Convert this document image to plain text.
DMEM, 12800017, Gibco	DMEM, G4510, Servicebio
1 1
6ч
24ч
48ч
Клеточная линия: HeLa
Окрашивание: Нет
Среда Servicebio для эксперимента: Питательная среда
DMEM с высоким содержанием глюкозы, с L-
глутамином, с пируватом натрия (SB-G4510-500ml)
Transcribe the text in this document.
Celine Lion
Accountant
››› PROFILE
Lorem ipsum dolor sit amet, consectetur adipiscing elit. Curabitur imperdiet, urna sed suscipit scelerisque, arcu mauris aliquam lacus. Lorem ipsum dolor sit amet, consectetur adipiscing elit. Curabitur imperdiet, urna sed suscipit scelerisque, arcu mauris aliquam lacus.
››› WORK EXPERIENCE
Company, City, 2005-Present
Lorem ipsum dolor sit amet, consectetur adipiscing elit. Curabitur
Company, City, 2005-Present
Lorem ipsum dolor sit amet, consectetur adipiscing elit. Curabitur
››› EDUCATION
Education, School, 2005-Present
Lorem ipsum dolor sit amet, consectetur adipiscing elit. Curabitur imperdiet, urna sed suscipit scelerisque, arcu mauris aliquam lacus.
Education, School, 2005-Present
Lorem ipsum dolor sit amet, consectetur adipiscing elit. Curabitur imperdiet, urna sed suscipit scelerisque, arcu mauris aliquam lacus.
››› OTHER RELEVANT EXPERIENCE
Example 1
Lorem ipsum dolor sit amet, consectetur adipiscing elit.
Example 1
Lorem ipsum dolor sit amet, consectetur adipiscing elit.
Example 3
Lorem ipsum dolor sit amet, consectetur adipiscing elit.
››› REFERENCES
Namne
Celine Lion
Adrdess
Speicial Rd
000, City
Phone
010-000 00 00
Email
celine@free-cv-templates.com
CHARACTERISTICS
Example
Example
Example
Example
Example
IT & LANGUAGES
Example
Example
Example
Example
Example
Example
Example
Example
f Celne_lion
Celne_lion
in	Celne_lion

▶ **Task statement**
Write out the entries above word for word.

▶ **Exercise output**
Convert this document image to plain text.
DMEM, 12800017, Gibco	DMEM, G4510, Servicebio
1 1
6ч
24ч
48ч
Клеточная линия: HeLa
Окрашивание: Нет
Среда Servicebio для эксперимента: Питательная среда
DMEM с высоким содержанием глюкозы, с L-
глутамином, с пируватом натрия (SB-G4510-500ml)
Transcribe the text in this document.
Celine Lion
Accountant
››› PROFILE
Lorem ipsum dolor sit amet, consectetur adipiscing elit. Curabitur imperdiet, urna sed suscipit scelerisque, arcu mauris aliquam lacus. Lorem ipsum dolor sit amet, consectetur adipiscing elit. Curabitur imperdiet, urna sed suscipit scelerisque, arcu mauris aliquam lacus.
››› WORK EXPERIENCE
Company, City, 2005-Present
Lorem ipsum dolor sit amet, consectetur adipiscing elit. Curabitur
Company, City, 2005-Present
Lorem ipsum dolor sit amet, consectetur adipiscing elit. Curabitur
››› EDUCATION
Education, School, 2005-Present
Lorem ipsum dolor sit amet, consectetur adipiscing elit. Curabitur imperdiet, urna sed suscipit scelerisque, arcu mauris aliquam lacus.
Education, School, 2005-Present
Lorem ipsum dolor sit amet, consectetur adipiscing elit. Curabitur imperdiet, urna sed suscipit scelerisque, arcu mauris aliquam lacus.
››› OTHER RELEVANT EXPERIENCE
Example 1
Lorem ipsum dolor sit amet, consectetur adipiscing elit.
Example 1
Lorem ipsum dolor sit amet, consectetur adipiscing elit.
Example 3
Lorem ipsum dolor sit amet, consectetur adipiscing elit.
››› REFERENCES
Namne
Celine Lion
Adrdess
Speicial Rd
000, City
Phone
010-000 00 00
Email
celine@free-cv-templates.com
CHARACTERISTICS
Example
Example
Example
Example
Example
IT & LANGUAGES
Example
Example
Example
Example
Example
Example
Example
Example
f Celne_lion
Celne_lion
in	Celne_lion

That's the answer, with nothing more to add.